──────── SOURCE RECORDS ────────

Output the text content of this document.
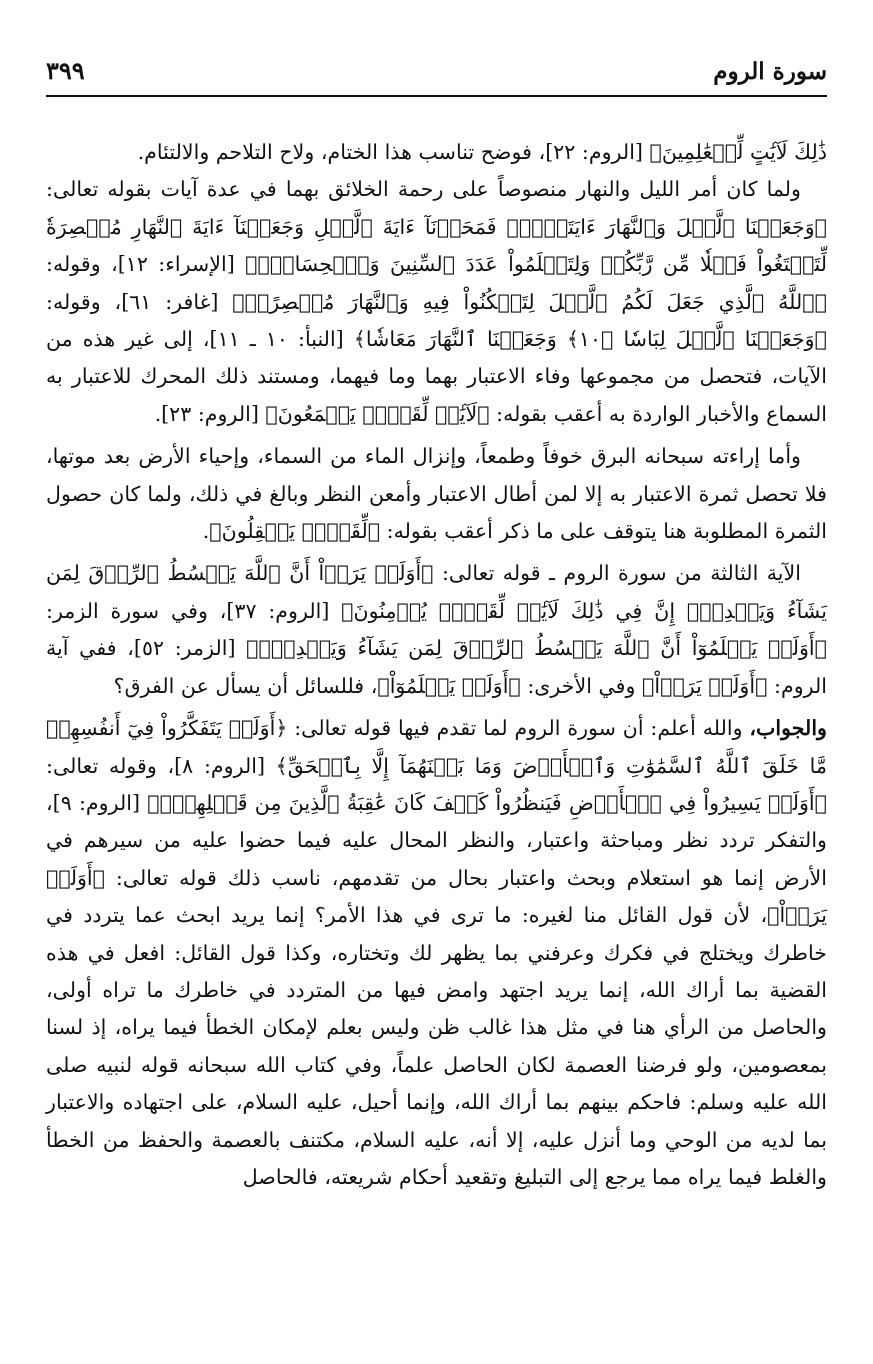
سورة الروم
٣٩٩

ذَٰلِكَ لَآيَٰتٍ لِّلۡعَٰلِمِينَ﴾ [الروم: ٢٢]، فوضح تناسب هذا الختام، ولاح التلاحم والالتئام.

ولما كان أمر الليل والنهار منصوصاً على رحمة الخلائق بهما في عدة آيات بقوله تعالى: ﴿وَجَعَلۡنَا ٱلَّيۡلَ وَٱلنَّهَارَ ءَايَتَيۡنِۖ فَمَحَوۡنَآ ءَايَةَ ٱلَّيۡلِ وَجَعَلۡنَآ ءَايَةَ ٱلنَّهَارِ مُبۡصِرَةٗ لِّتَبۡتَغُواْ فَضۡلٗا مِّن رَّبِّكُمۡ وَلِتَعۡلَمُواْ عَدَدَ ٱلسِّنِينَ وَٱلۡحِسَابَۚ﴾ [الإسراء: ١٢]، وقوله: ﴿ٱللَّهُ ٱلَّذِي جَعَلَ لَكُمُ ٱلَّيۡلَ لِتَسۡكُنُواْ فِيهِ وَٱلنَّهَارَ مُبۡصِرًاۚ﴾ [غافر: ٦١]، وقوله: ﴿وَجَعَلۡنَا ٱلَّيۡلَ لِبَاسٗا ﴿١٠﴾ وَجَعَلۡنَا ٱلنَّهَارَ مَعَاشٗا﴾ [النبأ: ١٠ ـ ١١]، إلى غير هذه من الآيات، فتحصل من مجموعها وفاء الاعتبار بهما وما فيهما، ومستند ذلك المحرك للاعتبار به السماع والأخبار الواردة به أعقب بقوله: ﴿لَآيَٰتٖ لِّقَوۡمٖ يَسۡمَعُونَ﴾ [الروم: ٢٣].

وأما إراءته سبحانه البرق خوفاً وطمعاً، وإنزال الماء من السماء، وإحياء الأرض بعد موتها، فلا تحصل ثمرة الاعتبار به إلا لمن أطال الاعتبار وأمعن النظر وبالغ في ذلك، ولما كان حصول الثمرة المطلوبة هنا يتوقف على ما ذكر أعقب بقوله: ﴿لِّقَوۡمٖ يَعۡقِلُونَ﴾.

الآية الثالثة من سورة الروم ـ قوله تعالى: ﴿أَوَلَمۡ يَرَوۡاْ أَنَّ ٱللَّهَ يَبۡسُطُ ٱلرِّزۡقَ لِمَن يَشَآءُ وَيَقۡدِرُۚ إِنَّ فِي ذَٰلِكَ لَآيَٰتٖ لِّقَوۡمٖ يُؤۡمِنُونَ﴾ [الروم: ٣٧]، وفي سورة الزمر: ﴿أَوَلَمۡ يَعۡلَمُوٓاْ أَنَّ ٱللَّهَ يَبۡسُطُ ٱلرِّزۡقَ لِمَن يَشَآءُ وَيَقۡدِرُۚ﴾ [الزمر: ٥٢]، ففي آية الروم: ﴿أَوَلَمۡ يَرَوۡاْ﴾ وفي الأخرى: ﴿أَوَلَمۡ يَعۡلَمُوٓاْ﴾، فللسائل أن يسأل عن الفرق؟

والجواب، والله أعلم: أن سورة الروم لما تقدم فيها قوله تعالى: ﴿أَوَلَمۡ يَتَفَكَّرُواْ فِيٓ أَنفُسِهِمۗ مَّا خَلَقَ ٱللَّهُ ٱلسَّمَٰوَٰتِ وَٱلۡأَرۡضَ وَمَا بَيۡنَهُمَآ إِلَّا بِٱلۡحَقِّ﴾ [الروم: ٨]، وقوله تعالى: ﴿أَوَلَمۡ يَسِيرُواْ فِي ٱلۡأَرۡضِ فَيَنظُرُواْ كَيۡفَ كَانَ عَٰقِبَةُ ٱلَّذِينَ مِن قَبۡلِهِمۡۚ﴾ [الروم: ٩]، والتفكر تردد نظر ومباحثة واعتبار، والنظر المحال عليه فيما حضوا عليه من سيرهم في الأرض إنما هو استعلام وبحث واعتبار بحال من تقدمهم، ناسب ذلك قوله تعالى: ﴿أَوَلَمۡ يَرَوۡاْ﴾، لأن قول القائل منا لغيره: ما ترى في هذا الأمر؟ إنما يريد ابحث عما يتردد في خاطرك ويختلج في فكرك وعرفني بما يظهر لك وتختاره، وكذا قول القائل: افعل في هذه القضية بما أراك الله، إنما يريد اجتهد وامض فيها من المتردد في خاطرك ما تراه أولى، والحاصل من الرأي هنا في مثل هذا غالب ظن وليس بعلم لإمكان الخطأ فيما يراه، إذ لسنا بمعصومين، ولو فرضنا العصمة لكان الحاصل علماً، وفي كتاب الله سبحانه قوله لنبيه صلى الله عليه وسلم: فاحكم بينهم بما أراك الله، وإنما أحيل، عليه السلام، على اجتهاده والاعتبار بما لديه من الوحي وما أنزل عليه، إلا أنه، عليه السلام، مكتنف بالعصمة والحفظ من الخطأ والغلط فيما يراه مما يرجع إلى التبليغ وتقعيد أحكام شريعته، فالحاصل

────────

Repeat each entry exactly as it appears; skip any picture.

**SOLUTION BELOW**
Output the text content of this document.
سورة الروم
٣٩٩

ذَٰلِكَ لَآيَٰتٍ لِّلۡعَٰلِمِينَ﴾ [الروم: ٢٢]، فوضح تناسب هذا الختام، ولاح التلاحم والالتئام.

ولما كان أمر الليل والنهار منصوصاً على رحمة الخلائق بهما في عدة آيات بقوله تعالى: ﴿وَجَعَلۡنَا ٱلَّيۡلَ وَٱلنَّهَارَ ءَايَتَيۡنِۖ فَمَحَوۡنَآ ءَايَةَ ٱلَّيۡلِ وَجَعَلۡنَآ ءَايَةَ ٱلنَّهَارِ مُبۡصِرَةٗ لِّتَبۡتَغُواْ فَضۡلٗا مِّن رَّبِّكُمۡ وَلِتَعۡلَمُواْ عَدَدَ ٱلسِّنِينَ وَٱلۡحِسَابَۚ﴾ [الإسراء: ١٢]، وقوله: ﴿ٱللَّهُ ٱلَّذِي جَعَلَ لَكُمُ ٱلَّيۡلَ لِتَسۡكُنُواْ فِيهِ وَٱلنَّهَارَ مُبۡصِرًاۚ﴾ [غافر: ٦١]، وقوله: ﴿وَجَعَلۡنَا ٱلَّيۡلَ لِبَاسٗا ﴿١٠﴾ وَجَعَلۡنَا ٱلنَّهَارَ مَعَاشٗا﴾ [النبأ: ١٠ ـ ١١]، إلى غير هذه من الآيات، فتحصل من مجموعها وفاء الاعتبار بهما وما فيهما، ومستند ذلك المحرك للاعتبار به السماع والأخبار الواردة به أعقب بقوله: ﴿لَآيَٰتٖ لِّقَوۡمٖ يَسۡمَعُونَ﴾ [الروم: ٢٣].

وأما إراءته سبحانه البرق خوفاً وطمعاً، وإنزال الماء من السماء، وإحياء الأرض بعد موتها، فلا تحصل ثمرة الاعتبار به إلا لمن أطال الاعتبار وأمعن النظر وبالغ في ذلك، ولما كان حصول الثمرة المطلوبة هنا يتوقف على ما ذكر أعقب بقوله: ﴿لِّقَوۡمٖ يَعۡقِلُونَ﴾.

الآية الثالثة من سورة الروم ـ قوله تعالى: ﴿أَوَلَمۡ يَرَوۡاْ أَنَّ ٱللَّهَ يَبۡسُطُ ٱلرِّزۡقَ لِمَن يَشَآءُ وَيَقۡدِرُۚ إِنَّ فِي ذَٰلِكَ لَآيَٰتٖ لِّقَوۡمٖ يُؤۡمِنُونَ﴾ [الروم: ٣٧]، وفي سورة الزمر: ﴿أَوَلَمۡ يَعۡلَمُوٓاْ أَنَّ ٱللَّهَ يَبۡسُطُ ٱلرِّزۡقَ لِمَن يَشَآءُ وَيَقۡدِرُۚ﴾ [الزمر: ٥٢]، ففي آية الروم: ﴿أَوَلَمۡ يَرَوۡاْ﴾ وفي الأخرى: ﴿أَوَلَمۡ يَعۡلَمُوٓاْ﴾، فللسائل أن يسأل عن الفرق؟

والجواب، والله أعلم: أن سورة الروم لما تقدم فيها قوله تعالى: ﴿أَوَلَمۡ يَتَفَكَّرُواْ فِيٓ أَنفُسِهِمۗ مَّا خَلَقَ ٱللَّهُ ٱلسَّمَٰوَٰتِ وَٱلۡأَرۡضَ وَمَا بَيۡنَهُمَآ إِلَّا بِٱلۡحَقِّ﴾ [الروم: ٨]، وقوله تعالى: ﴿أَوَلَمۡ يَسِيرُواْ فِي ٱلۡأَرۡضِ فَيَنظُرُواْ كَيۡفَ كَانَ عَٰقِبَةُ ٱلَّذِينَ مِن قَبۡلِهِمۡۚ﴾ [الروم: ٩]، والتفكر تردد نظر ومباحثة واعتبار، والنظر المحال عليه فيما حضوا عليه من سيرهم في الأرض إنما هو استعلام وبحث واعتبار بحال من تقدمهم، ناسب ذلك قوله تعالى: ﴿أَوَلَمۡ يَرَوۡاْ﴾، لأن قول القائل منا لغيره: ما ترى في هذا الأمر؟ إنما يريد ابحث عما يتردد في خاطرك ويختلج في فكرك وعرفني بما يظهر لك وتختاره، وكذا قول القائل: افعل في هذه القضية بما أراك الله، إنما يريد اجتهد وامض فيها من المتردد في خاطرك ما تراه أولى، والحاصل من الرأي هنا في مثل هذا غالب ظن وليس بعلم لإمكان الخطأ فيما يراه، إذ لسنا بمعصومين، ولو فرضنا العصمة لكان الحاصل علماً، وفي كتاب الله سبحانه قوله لنبيه صلى الله عليه وسلم: فاحكم بينهم بما أراك الله، وإنما أحيل، عليه السلام، على اجتهاده والاعتبار بما لديه من الوحي وما أنزل عليه، إلا أنه، عليه السلام، مكتنف بالعصمة والحفظ من الخطأ والغلط فيما يراه مما يرجع إلى التبليغ وتقعيد أحكام شريعته، فالحاصل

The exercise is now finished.